==== DATASET CONTENT ====

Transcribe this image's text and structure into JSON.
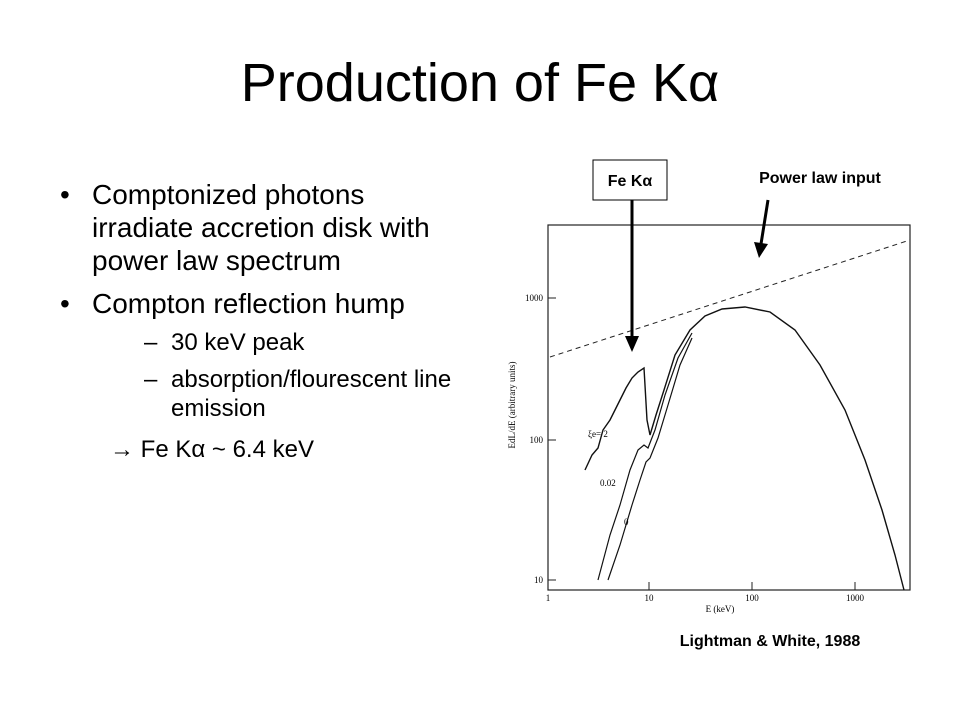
{
  "title": "Production of Fe Kα",
  "bullets": [
    {
      "text": "Comptonized photons irradiate accretion disk with power law spectrum"
    },
    {
      "text": "Compton reflection hump",
      "subitems": [
        "30 keV peak",
        "absorption/flourescent line emission"
      ]
    }
  ],
  "conclusion": "→  Fe Kα ~ 6.4 keV",
  "figure": {
    "callouts": [
      "Fe Kα",
      "Power law input"
    ],
    "x_axis_label": "E (keV)",
    "y_axis_label": "EdL/dE (arbitrary units)",
    "x_tick_labels": [
      "1",
      "10",
      "100",
      "1000"
    ],
    "y_tick_labels": [
      "10",
      "100",
      "1000"
    ],
    "curve_labels": [
      "ξe= 2",
      "0.02",
      "0"
    ],
    "caption": "Lightman & White, 1988"
  }
}
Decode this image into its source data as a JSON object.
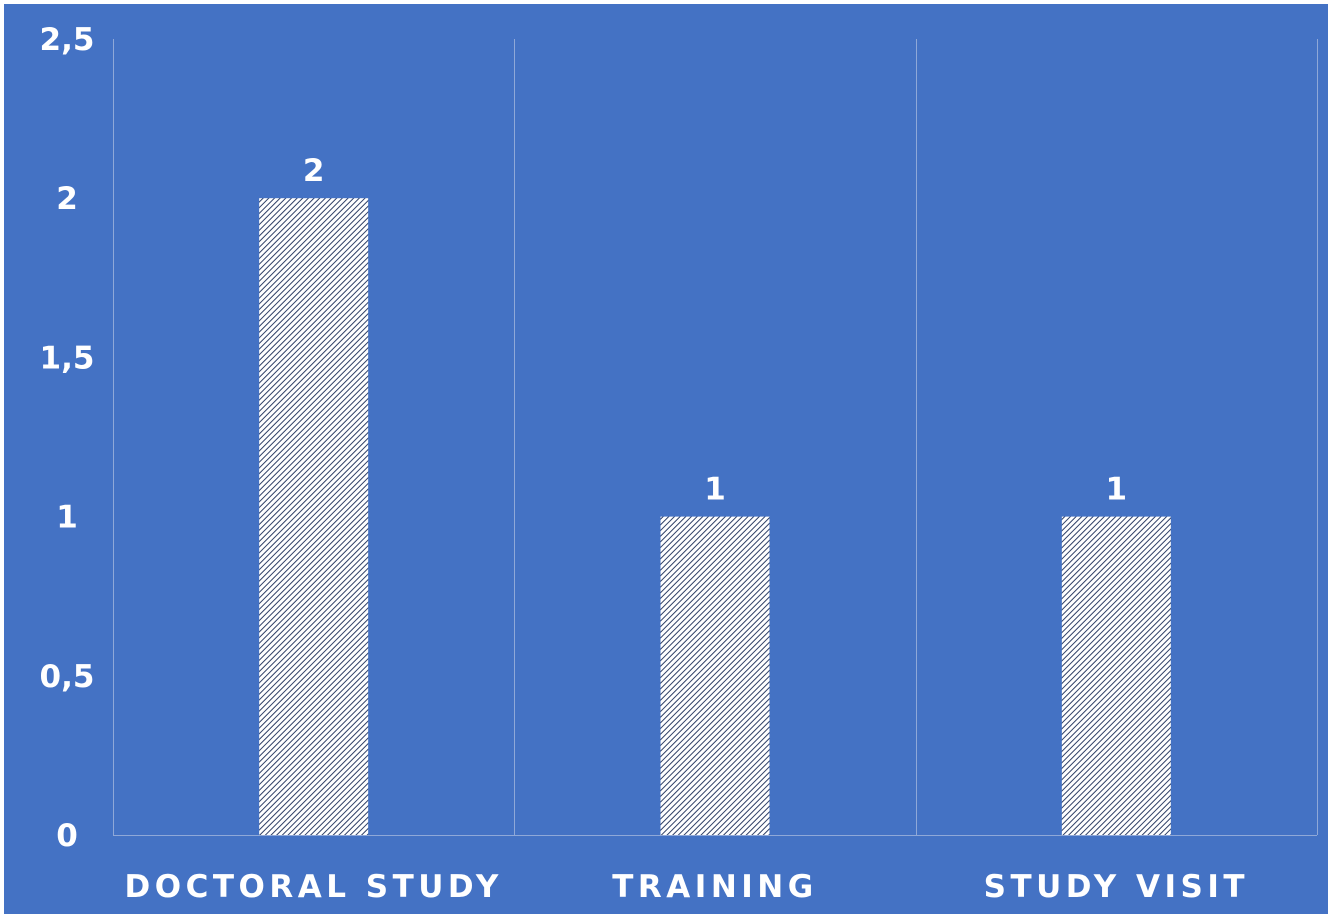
{
  "colors": {
    "background": "#4472c4",
    "bar_fill": "#ffffff",
    "bar_hatch": "#2f3f66",
    "gridline": "#8fa8d8",
    "text": "#ffffff"
  },
  "chart_data": {
    "type": "bar",
    "categories": [
      "DOCTORAL STUDY",
      "TRAINING",
      "STUDY VISIT"
    ],
    "values": [
      2,
      1,
      1
    ],
    "data_labels": [
      "2",
      "1",
      "1"
    ],
    "ylim": [
      0,
      2.5
    ],
    "yticks": [
      0,
      0.5,
      1,
      1.5,
      2,
      2.5
    ],
    "ytick_labels": [
      "0",
      "0,5",
      "1",
      "1,5",
      "2",
      "2,5"
    ],
    "title": "",
    "xlabel": "",
    "ylabel": "",
    "grid": "vertical separators between categories",
    "legend": "none",
    "bar_pattern": "diagonal hatch"
  }
}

====

### [SHORT TASK]
With the pictures omitted, reproduce the records in full and exactly.

### [RESULT OF THIS TASK]
Transcribe this image's text and structure into JSON.
{
  "title": "Production of Fe Kα",
  "bullets": [
    {
      "text": "Comptonized photons irradiate accretion disk with power law spectrum"
    },
    {
      "text": "Compton reflection hump",
      "subitems": [
        "30 keV peak",
        "absorption/flourescent line emission"
      ]
    }
  ],
  "conclusion": "→  Fe Kα ~ 6.4 keV",
  "figure": {
    "callouts": [
      "Fe Kα",
      "Power law input"
    ],
    "x_axis_label": "E (keV)",
    "y_axis_label": "EdL/dE (arbitrary units)",
    "x_tick_labels": [
      "1",
      "10",
      "100",
      "1000"
    ],
    "y_tick_labels": [
      "10",
      "100",
      "1000"
    ],
    "curve_labels": [
      "ξe= 2",
      "0.02",
      "0"
    ],
    "caption": "Lightman & White, 1988"
  }
}
Decode this image into its source data as a JSON object.
{
  "colors": {
    "background": "#4472c4",
    "bar_fill": "#ffffff",
    "bar_hatch": "#2f3f66",
    "gridline": "#8fa8d8",
    "text": "#ffffff"
  },
  "chart_data": {
    "type": "bar",
    "categories": [
      "DOCTORAL STUDY",
      "TRAINING",
      "STUDY VISIT"
    ],
    "values": [
      2,
      1,
      1
    ],
    "data_labels": [
      "2",
      "1",
      "1"
    ],
    "ylim": [
      0,
      2.5
    ],
    "yticks": [
      0,
      0.5,
      1,
      1.5,
      2,
      2.5
    ],
    "ytick_labels": [
      "0",
      "0,5",
      "1",
      "1,5",
      "2",
      "2,5"
    ],
    "title": "",
    "xlabel": "",
    "ylabel": "",
    "grid": "vertical separators between categories",
    "legend": "none",
    "bar_pattern": "diagonal hatch"
  }
}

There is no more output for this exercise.